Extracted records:

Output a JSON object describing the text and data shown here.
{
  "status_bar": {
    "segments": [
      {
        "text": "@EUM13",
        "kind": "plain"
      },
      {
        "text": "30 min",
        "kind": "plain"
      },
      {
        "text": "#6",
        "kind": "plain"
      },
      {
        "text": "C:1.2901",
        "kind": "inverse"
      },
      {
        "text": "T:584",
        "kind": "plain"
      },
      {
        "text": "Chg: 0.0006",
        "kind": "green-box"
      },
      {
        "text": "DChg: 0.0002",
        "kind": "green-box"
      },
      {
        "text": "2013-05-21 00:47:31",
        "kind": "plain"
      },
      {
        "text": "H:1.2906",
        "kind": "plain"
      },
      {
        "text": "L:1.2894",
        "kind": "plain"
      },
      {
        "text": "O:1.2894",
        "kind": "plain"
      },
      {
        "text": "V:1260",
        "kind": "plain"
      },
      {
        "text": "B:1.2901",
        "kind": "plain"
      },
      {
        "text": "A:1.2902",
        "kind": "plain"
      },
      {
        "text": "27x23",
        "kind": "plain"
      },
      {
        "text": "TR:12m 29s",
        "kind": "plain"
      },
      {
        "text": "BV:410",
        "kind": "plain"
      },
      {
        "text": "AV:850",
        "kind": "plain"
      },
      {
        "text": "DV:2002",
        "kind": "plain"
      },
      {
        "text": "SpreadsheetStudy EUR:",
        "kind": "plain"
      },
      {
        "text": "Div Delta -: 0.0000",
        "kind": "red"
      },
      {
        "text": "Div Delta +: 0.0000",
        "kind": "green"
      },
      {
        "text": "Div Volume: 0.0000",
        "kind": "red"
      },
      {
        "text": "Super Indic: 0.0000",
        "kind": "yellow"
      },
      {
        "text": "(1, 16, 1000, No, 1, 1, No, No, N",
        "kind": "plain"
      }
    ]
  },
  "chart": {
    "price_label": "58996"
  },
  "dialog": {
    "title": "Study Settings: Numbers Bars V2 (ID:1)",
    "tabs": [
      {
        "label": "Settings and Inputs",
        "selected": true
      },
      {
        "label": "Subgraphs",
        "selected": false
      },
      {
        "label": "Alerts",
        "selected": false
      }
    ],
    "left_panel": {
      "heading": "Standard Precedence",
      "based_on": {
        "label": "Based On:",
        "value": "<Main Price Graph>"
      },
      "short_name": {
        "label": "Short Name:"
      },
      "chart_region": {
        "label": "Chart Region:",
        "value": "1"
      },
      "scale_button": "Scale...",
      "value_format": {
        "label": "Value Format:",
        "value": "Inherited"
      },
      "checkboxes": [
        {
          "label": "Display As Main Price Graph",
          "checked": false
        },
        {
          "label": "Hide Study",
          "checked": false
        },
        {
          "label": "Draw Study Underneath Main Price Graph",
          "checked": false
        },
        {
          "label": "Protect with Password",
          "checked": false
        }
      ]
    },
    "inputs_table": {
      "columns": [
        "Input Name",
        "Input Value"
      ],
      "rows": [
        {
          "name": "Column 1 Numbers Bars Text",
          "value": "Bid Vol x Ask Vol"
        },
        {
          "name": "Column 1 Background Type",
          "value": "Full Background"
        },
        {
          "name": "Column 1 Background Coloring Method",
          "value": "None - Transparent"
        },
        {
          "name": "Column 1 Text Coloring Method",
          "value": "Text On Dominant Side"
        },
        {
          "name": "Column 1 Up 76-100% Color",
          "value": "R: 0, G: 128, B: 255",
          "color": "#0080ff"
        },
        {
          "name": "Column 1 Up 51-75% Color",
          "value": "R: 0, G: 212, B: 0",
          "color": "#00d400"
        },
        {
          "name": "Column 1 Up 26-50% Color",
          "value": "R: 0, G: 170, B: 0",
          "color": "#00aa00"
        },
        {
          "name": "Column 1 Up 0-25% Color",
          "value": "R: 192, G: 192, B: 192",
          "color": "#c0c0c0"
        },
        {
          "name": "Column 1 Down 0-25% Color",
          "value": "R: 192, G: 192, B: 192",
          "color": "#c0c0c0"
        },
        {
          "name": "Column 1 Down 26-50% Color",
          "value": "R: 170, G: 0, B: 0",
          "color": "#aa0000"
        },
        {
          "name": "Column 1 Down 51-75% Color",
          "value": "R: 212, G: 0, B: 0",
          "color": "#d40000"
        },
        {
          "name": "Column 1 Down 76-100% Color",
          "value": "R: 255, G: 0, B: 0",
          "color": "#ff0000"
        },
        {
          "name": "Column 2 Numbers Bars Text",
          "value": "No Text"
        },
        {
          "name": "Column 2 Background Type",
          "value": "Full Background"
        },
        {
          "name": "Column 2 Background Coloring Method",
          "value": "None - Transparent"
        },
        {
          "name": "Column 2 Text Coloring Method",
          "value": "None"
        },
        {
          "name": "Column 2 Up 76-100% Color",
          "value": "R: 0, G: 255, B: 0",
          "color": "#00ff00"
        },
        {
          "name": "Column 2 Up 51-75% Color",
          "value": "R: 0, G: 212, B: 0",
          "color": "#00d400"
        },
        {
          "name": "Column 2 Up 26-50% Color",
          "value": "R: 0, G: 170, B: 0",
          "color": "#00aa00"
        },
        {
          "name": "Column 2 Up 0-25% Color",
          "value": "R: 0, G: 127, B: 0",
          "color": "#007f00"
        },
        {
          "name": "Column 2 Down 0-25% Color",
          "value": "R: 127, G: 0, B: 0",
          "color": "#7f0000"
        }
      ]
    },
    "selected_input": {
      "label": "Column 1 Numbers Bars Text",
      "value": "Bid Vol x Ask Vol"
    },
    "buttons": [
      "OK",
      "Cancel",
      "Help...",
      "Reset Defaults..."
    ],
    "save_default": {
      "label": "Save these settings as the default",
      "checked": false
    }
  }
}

• OBJECTIVE:
Copy every record exactly as presented.

• REPLY TO THE TASK:
Output a JSON object describing the text and data shown here.
{
  "status_bar": {
    "segments": [
      {
        "text": "@EUM13",
        "kind": "plain"
      },
      {
        "text": "30 min",
        "kind": "plain"
      },
      {
        "text": "#6",
        "kind": "plain"
      },
      {
        "text": "C:1.2901",
        "kind": "inverse"
      },
      {
        "text": "T:584",
        "kind": "plain"
      },
      {
        "text": "Chg: 0.0006",
        "kind": "green-box"
      },
      {
        "text": "DChg: 0.0002",
        "kind": "green-box"
      },
      {
        "text": "2013-05-21 00:47:31",
        "kind": "plain"
      },
      {
        "text": "H:1.2906",
        "kind": "plain"
      },
      {
        "text": "L:1.2894",
        "kind": "plain"
      },
      {
        "text": "O:1.2894",
        "kind": "plain"
      },
      {
        "text": "V:1260",
        "kind": "plain"
      },
      {
        "text": "B:1.2901",
        "kind": "plain"
      },
      {
        "text": "A:1.2902",
        "kind": "plain"
      },
      {
        "text": "27x23",
        "kind": "plain"
      },
      {
        "text": "TR:12m 29s",
        "kind": "plain"
      },
      {
        "text": "BV:410",
        "kind": "plain"
      },
      {
        "text": "AV:850",
        "kind": "plain"
      },
      {
        "text": "DV:2002",
        "kind": "plain"
      },
      {
        "text": "SpreadsheetStudy EUR:",
        "kind": "plain"
      },
      {
        "text": "Div Delta -: 0.0000",
        "kind": "red"
      },
      {
        "text": "Div Delta +: 0.0000",
        "kind": "green"
      },
      {
        "text": "Div Volume: 0.0000",
        "kind": "red"
      },
      {
        "text": "Super Indic: 0.0000",
        "kind": "yellow"
      },
      {
        "text": "(1, 16, 1000, No, 1, 1, No, No, N",
        "kind": "plain"
      }
    ]
  },
  "chart": {
    "price_label": "58996"
  },
  "dialog": {
    "title": "Study Settings: Numbers Bars V2 (ID:1)",
    "tabs": [
      {
        "label": "Settings and Inputs",
        "selected": true
      },
      {
        "label": "Subgraphs",
        "selected": false
      },
      {
        "label": "Alerts",
        "selected": false
      }
    ],
    "left_panel": {
      "heading": "Standard Precedence",
      "based_on": {
        "label": "Based On:",
        "value": "<Main Price Graph>"
      },
      "short_name": {
        "label": "Short Name:"
      },
      "chart_region": {
        "label": "Chart Region:",
        "value": "1"
      },
      "scale_button": "Scale...",
      "value_format": {
        "label": "Value Format:",
        "value": "Inherited"
      },
      "checkboxes": [
        {
          "label": "Display As Main Price Graph",
          "checked": false
        },
        {
          "label": "Hide Study",
          "checked": false
        },
        {
          "label": "Draw Study Underneath Main Price Graph",
          "checked": false
        },
        {
          "label": "Protect with Password",
          "checked": false
        }
      ]
    },
    "inputs_table": {
      "columns": [
        "Input Name",
        "Input Value"
      ],
      "rows": [
        {
          "name": "Column 1 Numbers Bars Text",
          "value": "Bid Vol x Ask Vol"
        },
        {
          "name": "Column 1 Background Type",
          "value": "Full Background"
        },
        {
          "name": "Column 1 Background Coloring Method",
          "value": "None - Transparent"
        },
        {
          "name": "Column 1 Text Coloring Method",
          "value": "Text On Dominant Side"
        },
        {
          "name": "Column 1 Up 76-100% Color",
          "value": "R: 0, G: 128, B: 255",
          "color": "#0080ff"
        },
        {
          "name": "Column 1 Up 51-75% Color",
          "value": "R: 0, G: 212, B: 0",
          "color": "#00d400"
        },
        {
          "name": "Column 1 Up 26-50% Color",
          "value": "R: 0, G: 170, B: 0",
          "color": "#00aa00"
        },
        {
          "name": "Column 1 Up 0-25% Color",
          "value": "R: 192, G: 192, B: 192",
          "color": "#c0c0c0"
        },
        {
          "name": "Column 1 Down 0-25% Color",
          "value": "R: 192, G: 192, B: 192",
          "color": "#c0c0c0"
        },
        {
          "name": "Column 1 Down 26-50% Color",
          "value": "R: 170, G: 0, B: 0",
          "color": "#aa0000"
        },
        {
          "name": "Column 1 Down 51-75% Color",
          "value": "R: 212, G: 0, B: 0",
          "color": "#d40000"
        },
        {
          "name": "Column 1 Down 76-100% Color",
          "value": "R: 255, G: 0, B: 0",
          "color": "#ff0000"
        },
        {
          "name": "Column 2 Numbers Bars Text",
          "value": "No Text"
        },
        {
          "name": "Column 2 Background Type",
          "value": "Full Background"
        },
        {
          "name": "Column 2 Background Coloring Method",
          "value": "None - Transparent"
        },
        {
          "name": "Column 2 Text Coloring Method",
          "value": "None"
        },
        {
          "name": "Column 2 Up 76-100% Color",
          "value": "R: 0, G: 255, B: 0",
          "color": "#00ff00"
        },
        {
          "name": "Column 2 Up 51-75% Color",
          "value": "R: 0, G: 212, B: 0",
          "color": "#00d400"
        },
        {
          "name": "Column 2 Up 26-50% Color",
          "value": "R: 0, G: 170, B: 0",
          "color": "#00aa00"
        },
        {
          "name": "Column 2 Up 0-25% Color",
          "value": "R: 0, G: 127, B: 0",
          "color": "#007f00"
        },
        {
          "name": "Column 2 Down 0-25% Color",
          "value": "R: 127, G: 0, B: 0",
          "color": "#7f0000"
        }
      ]
    },
    "selected_input": {
      "label": "Column 1 Numbers Bars Text",
      "value": "Bid Vol x Ask Vol"
    },
    "buttons": [
      "OK",
      "Cancel",
      "Help...",
      "Reset Defaults..."
    ],
    "save_default": {
      "label": "Save these settings as the default",
      "checked": false
    }
  }
}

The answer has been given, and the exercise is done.